[Task description]
Transcribe the entries below exactly; leave every image out.

======== Exercise inputs ========

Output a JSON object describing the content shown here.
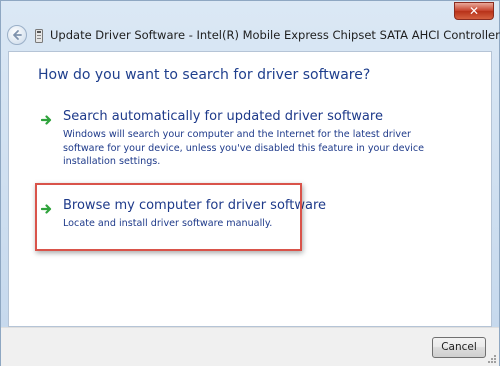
{
  "window": {
    "title": "Update Driver Software - Intel(R) Mobile Express Chipset SATA AHCI Controller",
    "close_label": "✕"
  },
  "main": {
    "heading": "How do you want to search for driver software?",
    "options": [
      {
        "title": "Search automatically for updated driver software",
        "description": "Windows will search your computer and the Internet for the latest driver software for your device, unless you've disabled this feature in your device installation settings."
      },
      {
        "title": "Browse my computer for driver software",
        "description": "Locate and install driver software manually."
      }
    ]
  },
  "footer": {
    "cancel_label": "Cancel"
  },
  "icons": {
    "back": "back-arrow-icon",
    "dialog": "device-icon",
    "option_arrow": "green-arrow-icon",
    "close": "close-icon",
    "grip": "resize-grip-icon"
  },
  "colors": {
    "heading": "#1f3f8d",
    "option_text": "#1e3a8a",
    "arrow": "#2fa33c",
    "highlight": "#d9534a",
    "close_button": "#c7442e"
  }
}
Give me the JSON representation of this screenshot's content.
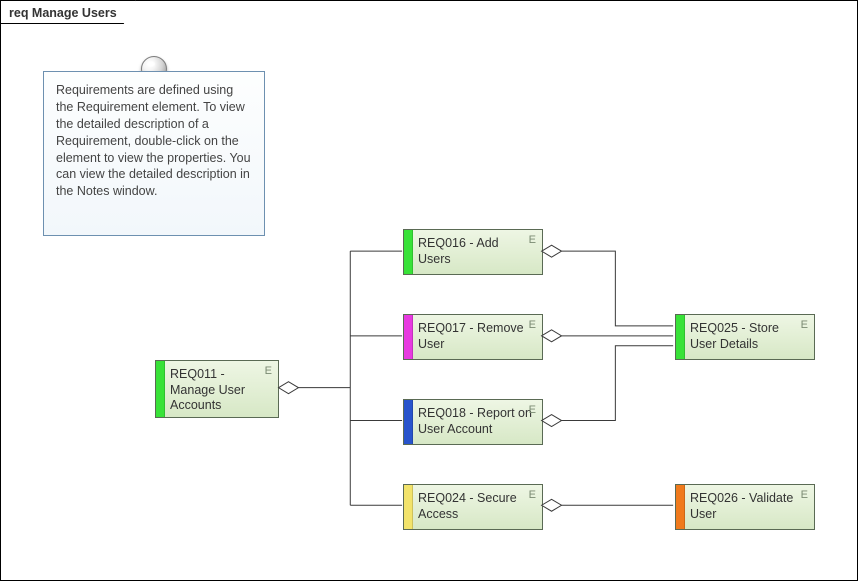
{
  "diagram": {
    "title": "req Manage Users"
  },
  "note": {
    "text": "Requirements are defined using the Requirement element.  To view the detailed description of a Requirement, double-click on the element to view the properties. You can view the detailed description in the Notes window."
  },
  "requirements": {
    "req011": {
      "id": "REQ011",
      "label": "REQ011 - Manage User Accounts",
      "accent": "#38e238",
      "e_mark": "E"
    },
    "req016": {
      "id": "REQ016",
      "label": "REQ016 - Add Users",
      "accent": "#38e238",
      "e_mark": "E"
    },
    "req017": {
      "id": "REQ017",
      "label": "REQ017 - Remove User",
      "accent": "#e73ae0",
      "e_mark": "E"
    },
    "req018": {
      "id": "REQ018",
      "label": "REQ018 - Report on User Account",
      "accent": "#2854cc",
      "e_mark": "E"
    },
    "req024": {
      "id": "REQ024",
      "label": "REQ024 - Secure Access",
      "accent": "#f2e36b",
      "e_mark": "E"
    },
    "req025": {
      "id": "REQ025",
      "label": "REQ025 - Store User Details",
      "accent": "#38e238",
      "e_mark": "E"
    },
    "req026": {
      "id": "REQ026",
      "label": "REQ026 - Validate User",
      "accent": "#f07a1c",
      "e_mark": "E"
    }
  }
}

========

[Answer]
Output a JSON object describing the content shown here.
{
  "window": {
    "title": "Update Driver Software - Intel(R) Mobile Express Chipset SATA AHCI Controller",
    "close_label": "✕"
  },
  "main": {
    "heading": "How do you want to search for driver software?",
    "options": [
      {
        "title": "Search automatically for updated driver software",
        "description": "Windows will search your computer and the Internet for the latest driver software for your device, unless you've disabled this feature in your device installation settings."
      },
      {
        "title": "Browse my computer for driver software",
        "description": "Locate and install driver software manually."
      }
    ]
  },
  "footer": {
    "cancel_label": "Cancel"
  },
  "icons": {
    "back": "back-arrow-icon",
    "dialog": "device-icon",
    "option_arrow": "green-arrow-icon",
    "close": "close-icon",
    "grip": "resize-grip-icon"
  },
  "colors": {
    "heading": "#1f3f8d",
    "option_text": "#1e3a8a",
    "arrow": "#2fa33c",
    "highlight": "#d9534a",
    "close_button": "#c7442e"
  }
}
Give me the JSON representation of this screenshot's content.
{
  "diagram": {
    "title": "req Manage Users"
  },
  "note": {
    "text": "Requirements are defined using the Requirement element.  To view the detailed description of a Requirement, double-click on the element to view the properties. You can view the detailed description in the Notes window."
  },
  "requirements": {
    "req011": {
      "id": "REQ011",
      "label": "REQ011 - Manage User Accounts",
      "accent": "#38e238",
      "e_mark": "E"
    },
    "req016": {
      "id": "REQ016",
      "label": "REQ016 - Add Users",
      "accent": "#38e238",
      "e_mark": "E"
    },
    "req017": {
      "id": "REQ017",
      "label": "REQ017 - Remove User",
      "accent": "#e73ae0",
      "e_mark": "E"
    },
    "req018": {
      "id": "REQ018",
      "label": "REQ018 - Report on User Account",
      "accent": "#2854cc",
      "e_mark": "E"
    },
    "req024": {
      "id": "REQ024",
      "label": "REQ024 - Secure Access",
      "accent": "#f2e36b",
      "e_mark": "E"
    },
    "req025": {
      "id": "REQ025",
      "label": "REQ025 - Store User Details",
      "accent": "#38e238",
      "e_mark": "E"
    },
    "req026": {
      "id": "REQ026",
      "label": "REQ026 - Validate User",
      "accent": "#f07a1c",
      "e_mark": "E"
    }
  }
}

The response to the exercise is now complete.